╭─ The records
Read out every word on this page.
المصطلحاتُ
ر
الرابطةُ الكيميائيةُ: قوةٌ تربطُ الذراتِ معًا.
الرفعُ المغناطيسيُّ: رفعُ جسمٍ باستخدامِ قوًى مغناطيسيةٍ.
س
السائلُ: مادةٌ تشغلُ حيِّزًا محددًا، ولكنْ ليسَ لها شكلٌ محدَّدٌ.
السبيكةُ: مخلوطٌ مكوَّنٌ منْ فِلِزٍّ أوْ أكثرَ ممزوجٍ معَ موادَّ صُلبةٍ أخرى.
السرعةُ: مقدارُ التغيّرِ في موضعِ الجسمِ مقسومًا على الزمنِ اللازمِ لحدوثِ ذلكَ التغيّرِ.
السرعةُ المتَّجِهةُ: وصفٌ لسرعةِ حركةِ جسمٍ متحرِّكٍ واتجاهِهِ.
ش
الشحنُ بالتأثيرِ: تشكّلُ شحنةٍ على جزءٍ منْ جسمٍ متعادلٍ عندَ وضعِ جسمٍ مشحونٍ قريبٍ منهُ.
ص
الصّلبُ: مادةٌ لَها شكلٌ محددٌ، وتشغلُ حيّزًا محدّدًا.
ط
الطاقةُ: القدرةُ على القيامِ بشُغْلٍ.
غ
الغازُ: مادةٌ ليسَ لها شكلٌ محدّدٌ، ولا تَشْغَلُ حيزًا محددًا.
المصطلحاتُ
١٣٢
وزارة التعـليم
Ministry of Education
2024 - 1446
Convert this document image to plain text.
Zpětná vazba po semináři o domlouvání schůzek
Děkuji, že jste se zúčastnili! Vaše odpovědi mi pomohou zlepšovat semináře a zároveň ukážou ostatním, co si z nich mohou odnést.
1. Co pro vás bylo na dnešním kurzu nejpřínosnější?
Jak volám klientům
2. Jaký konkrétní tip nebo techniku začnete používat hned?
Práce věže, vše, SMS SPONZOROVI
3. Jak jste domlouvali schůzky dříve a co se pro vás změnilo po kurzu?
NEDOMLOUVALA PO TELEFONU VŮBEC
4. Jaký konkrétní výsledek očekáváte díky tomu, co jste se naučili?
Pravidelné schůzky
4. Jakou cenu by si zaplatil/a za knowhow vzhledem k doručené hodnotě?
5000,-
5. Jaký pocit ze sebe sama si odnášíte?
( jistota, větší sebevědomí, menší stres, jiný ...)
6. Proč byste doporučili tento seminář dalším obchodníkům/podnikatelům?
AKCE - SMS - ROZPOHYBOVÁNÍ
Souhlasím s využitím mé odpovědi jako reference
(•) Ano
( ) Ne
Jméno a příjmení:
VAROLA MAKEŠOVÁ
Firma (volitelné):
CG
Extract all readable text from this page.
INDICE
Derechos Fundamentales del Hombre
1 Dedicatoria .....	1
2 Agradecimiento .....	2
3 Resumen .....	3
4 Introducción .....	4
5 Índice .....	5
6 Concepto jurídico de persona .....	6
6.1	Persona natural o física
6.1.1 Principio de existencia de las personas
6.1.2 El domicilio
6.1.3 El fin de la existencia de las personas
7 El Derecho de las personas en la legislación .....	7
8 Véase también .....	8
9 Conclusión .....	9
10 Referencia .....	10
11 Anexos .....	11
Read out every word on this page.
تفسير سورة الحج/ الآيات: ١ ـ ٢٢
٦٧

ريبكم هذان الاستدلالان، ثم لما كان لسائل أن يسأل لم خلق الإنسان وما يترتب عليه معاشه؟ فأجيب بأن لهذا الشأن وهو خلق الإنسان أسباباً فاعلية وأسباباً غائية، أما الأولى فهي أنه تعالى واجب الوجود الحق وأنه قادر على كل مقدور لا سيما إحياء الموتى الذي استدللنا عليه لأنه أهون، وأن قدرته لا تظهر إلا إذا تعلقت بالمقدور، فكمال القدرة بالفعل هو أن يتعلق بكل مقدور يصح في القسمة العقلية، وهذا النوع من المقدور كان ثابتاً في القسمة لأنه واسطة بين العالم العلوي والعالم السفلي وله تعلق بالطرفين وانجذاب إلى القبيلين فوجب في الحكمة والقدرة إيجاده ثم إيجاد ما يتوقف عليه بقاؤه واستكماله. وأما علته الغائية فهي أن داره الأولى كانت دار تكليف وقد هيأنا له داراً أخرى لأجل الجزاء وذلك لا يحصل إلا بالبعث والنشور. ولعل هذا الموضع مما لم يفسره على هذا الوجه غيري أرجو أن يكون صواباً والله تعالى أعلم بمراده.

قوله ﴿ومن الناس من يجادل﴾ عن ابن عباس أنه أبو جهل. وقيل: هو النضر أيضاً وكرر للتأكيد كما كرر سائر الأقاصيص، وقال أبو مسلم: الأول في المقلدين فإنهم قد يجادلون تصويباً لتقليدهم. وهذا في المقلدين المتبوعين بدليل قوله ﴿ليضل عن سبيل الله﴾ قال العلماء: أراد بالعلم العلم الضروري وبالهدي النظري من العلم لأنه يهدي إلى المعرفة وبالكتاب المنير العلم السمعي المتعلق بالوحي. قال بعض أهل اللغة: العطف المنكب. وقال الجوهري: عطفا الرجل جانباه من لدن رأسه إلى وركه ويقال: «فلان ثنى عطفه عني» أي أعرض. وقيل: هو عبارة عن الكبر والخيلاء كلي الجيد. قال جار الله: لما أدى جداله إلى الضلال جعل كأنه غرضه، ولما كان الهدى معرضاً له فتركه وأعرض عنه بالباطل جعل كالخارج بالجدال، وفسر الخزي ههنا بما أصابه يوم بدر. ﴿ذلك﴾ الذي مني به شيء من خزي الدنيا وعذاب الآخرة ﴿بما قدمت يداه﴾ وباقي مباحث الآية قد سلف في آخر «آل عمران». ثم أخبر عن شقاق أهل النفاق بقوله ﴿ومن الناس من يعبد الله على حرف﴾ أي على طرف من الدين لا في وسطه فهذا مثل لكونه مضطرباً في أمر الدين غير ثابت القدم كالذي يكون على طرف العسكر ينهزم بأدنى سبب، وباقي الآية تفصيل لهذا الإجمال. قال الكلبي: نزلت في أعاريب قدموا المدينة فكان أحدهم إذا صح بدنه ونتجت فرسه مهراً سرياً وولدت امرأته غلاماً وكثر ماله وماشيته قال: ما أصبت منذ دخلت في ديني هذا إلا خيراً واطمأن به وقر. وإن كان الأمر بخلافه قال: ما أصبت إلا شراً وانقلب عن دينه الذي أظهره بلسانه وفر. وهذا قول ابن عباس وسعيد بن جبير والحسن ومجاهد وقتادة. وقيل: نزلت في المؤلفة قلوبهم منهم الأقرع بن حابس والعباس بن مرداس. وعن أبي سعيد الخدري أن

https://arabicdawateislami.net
╰─
Task prompt: Extract all of the data exactly as written.

Output of the exercise:
Read out every word on this page.
المصطلحاتُ
ر
الرابطةُ الكيميائيةُ: قوةٌ تربطُ الذراتِ معًا.
الرفعُ المغناطيسيُّ: رفعُ جسمٍ باستخدامِ قوًى مغناطيسيةٍ.
س
السائلُ: مادةٌ تشغلُ حيِّزًا محددًا، ولكنْ ليسَ لها شكلٌ محدَّدٌ.
السبيكةُ: مخلوطٌ مكوَّنٌ منْ فِلِزٍّ أوْ أكثرَ ممزوجٍ معَ موادَّ صُلبةٍ أخرى.
السرعةُ: مقدارُ التغيّرِ في موضعِ الجسمِ مقسومًا على الزمنِ اللازمِ لحدوثِ ذلكَ التغيّرِ.
السرعةُ المتَّجِهةُ: وصفٌ لسرعةِ حركةِ جسمٍ متحرِّكٍ واتجاهِهِ.
ش
الشحنُ بالتأثيرِ: تشكّلُ شحنةٍ على جزءٍ منْ جسمٍ متعادلٍ عندَ وضعِ جسمٍ مشحونٍ قريبٍ منهُ.
ص
الصّلبُ: مادةٌ لَها شكلٌ محددٌ، وتشغلُ حيّزًا محدّدًا.
ط
الطاقةُ: القدرةُ على القيامِ بشُغْلٍ.
غ
الغازُ: مادةٌ ليسَ لها شكلٌ محدّدٌ، ولا تَشْغَلُ حيزًا محددًا.
المصطلحاتُ
١٣٢
وزارة التعـليم
Ministry of Education
2024 - 1446
Convert this document image to plain text.
Zpětná vazba po semináři o domlouvání schůzek
Děkuji, že jste se zúčastnili! Vaše odpovědi mi pomohou zlepšovat semináře a zároveň ukážou ostatním, co si z nich mohou odnést.
1. Co pro vás bylo na dnešním kurzu nejpřínosnější?
Jak volám klientům
2. Jaký konkrétní tip nebo techniku začnete používat hned?
Práce věže, vše, SMS SPONZOROVI
3. Jak jste domlouvali schůzky dříve a co se pro vás změnilo po kurzu?
NEDOMLOUVALA PO TELEFONU VŮBEC
4. Jaký konkrétní výsledek očekáváte díky tomu, co jste se naučili?
Pravidelné schůzky
4. Jakou cenu by si zaplatil/a za knowhow vzhledem k doručené hodnotě?
5000,-
5. Jaký pocit ze sebe sama si odnášíte?
( jistota, větší sebevědomí, menší stres, jiný ...)
6. Proč byste doporučili tento seminář dalším obchodníkům/podnikatelům?
AKCE - SMS - ROZPOHYBOVÁNÍ
Souhlasím s využitím mé odpovědi jako reference
(•) Ano
( ) Ne
Jméno a příjmení:
VAROLA MAKEŠOVÁ
Firma (volitelné):
CG
Extract all readable text from this page.
INDICE
Derechos Fundamentales del Hombre
1 Dedicatoria .....	1
2 Agradecimiento .....	2
3 Resumen .....	3
4 Introducción .....	4
5 Índice .....	5
6 Concepto jurídico de persona .....	6
6.1	Persona natural o física
6.1.1 Principio de existencia de las personas
6.1.2 El domicilio
6.1.3 El fin de la existencia de las personas
7 El Derecho de las personas en la legislación .....	7
8 Véase también .....	8
9 Conclusión .....	9
10 Referencia .....	10
11 Anexos .....	11
Read out every word on this page.
تفسير سورة الحج/ الآيات: ١ ـ ٢٢
٦٧

ريبكم هذان الاستدلالان، ثم لما كان لسائل أن يسأل لم خلق الإنسان وما يترتب عليه معاشه؟ فأجيب بأن لهذا الشأن وهو خلق الإنسان أسباباً فاعلية وأسباباً غائية، أما الأولى فهي أنه تعالى واجب الوجود الحق وأنه قادر على كل مقدور لا سيما إحياء الموتى الذي استدللنا عليه لأنه أهون، وأن قدرته لا تظهر إلا إذا تعلقت بالمقدور، فكمال القدرة بالفعل هو أن يتعلق بكل مقدور يصح في القسمة العقلية، وهذا النوع من المقدور كان ثابتاً في القسمة لأنه واسطة بين العالم العلوي والعالم السفلي وله تعلق بالطرفين وانجذاب إلى القبيلين فوجب في الحكمة والقدرة إيجاده ثم إيجاد ما يتوقف عليه بقاؤه واستكماله. وأما علته الغائية فهي أن داره الأولى كانت دار تكليف وقد هيأنا له داراً أخرى لأجل الجزاء وذلك لا يحصل إلا بالبعث والنشور. ولعل هذا الموضع مما لم يفسره على هذا الوجه غيري أرجو أن يكون صواباً والله تعالى أعلم بمراده.

قوله ﴿ومن الناس من يجادل﴾ عن ابن عباس أنه أبو جهل. وقيل: هو النضر أيضاً وكرر للتأكيد كما كرر سائر الأقاصيص، وقال أبو مسلم: الأول في المقلدين فإنهم قد يجادلون تصويباً لتقليدهم. وهذا في المقلدين المتبوعين بدليل قوله ﴿ليضل عن سبيل الله﴾ قال العلماء: أراد بالعلم العلم الضروري وبالهدي النظري من العلم لأنه يهدي إلى المعرفة وبالكتاب المنير العلم السمعي المتعلق بالوحي. قال بعض أهل اللغة: العطف المنكب. وقال الجوهري: عطفا الرجل جانباه من لدن رأسه إلى وركه ويقال: «فلان ثنى عطفه عني» أي أعرض. وقيل: هو عبارة عن الكبر والخيلاء كلي الجيد. قال جار الله: لما أدى جداله إلى الضلال جعل كأنه غرضه، ولما كان الهدى معرضاً له فتركه وأعرض عنه بالباطل جعل كالخارج بالجدال، وفسر الخزي ههنا بما أصابه يوم بدر. ﴿ذلك﴾ الذي مني به شيء من خزي الدنيا وعذاب الآخرة ﴿بما قدمت يداه﴾ وباقي مباحث الآية قد سلف في آخر «آل عمران». ثم أخبر عن شقاق أهل النفاق بقوله ﴿ومن الناس من يعبد الله على حرف﴾ أي على طرف من الدين لا في وسطه فهذا مثل لكونه مضطرباً في أمر الدين غير ثابت القدم كالذي يكون على طرف العسكر ينهزم بأدنى سبب، وباقي الآية تفصيل لهذا الإجمال. قال الكلبي: نزلت في أعاريب قدموا المدينة فكان أحدهم إذا صح بدنه ونتجت فرسه مهراً سرياً وولدت امرأته غلاماً وكثر ماله وماشيته قال: ما أصبت منذ دخلت في ديني هذا إلا خيراً واطمأن به وقر. وإن كان الأمر بخلافه قال: ما أصبت إلا شراً وانقلب عن دينه الذي أظهره بلسانه وفر. وهذا قول ابن عباس وسعيد بن جبير والحسن ومجاهد وقتادة. وقيل: نزلت في المؤلفة قلوبهم منهم الأقرع بن حابس والعباس بن مرداس. وعن أبي سعيد الخدري أن

https://arabicdawateislami.net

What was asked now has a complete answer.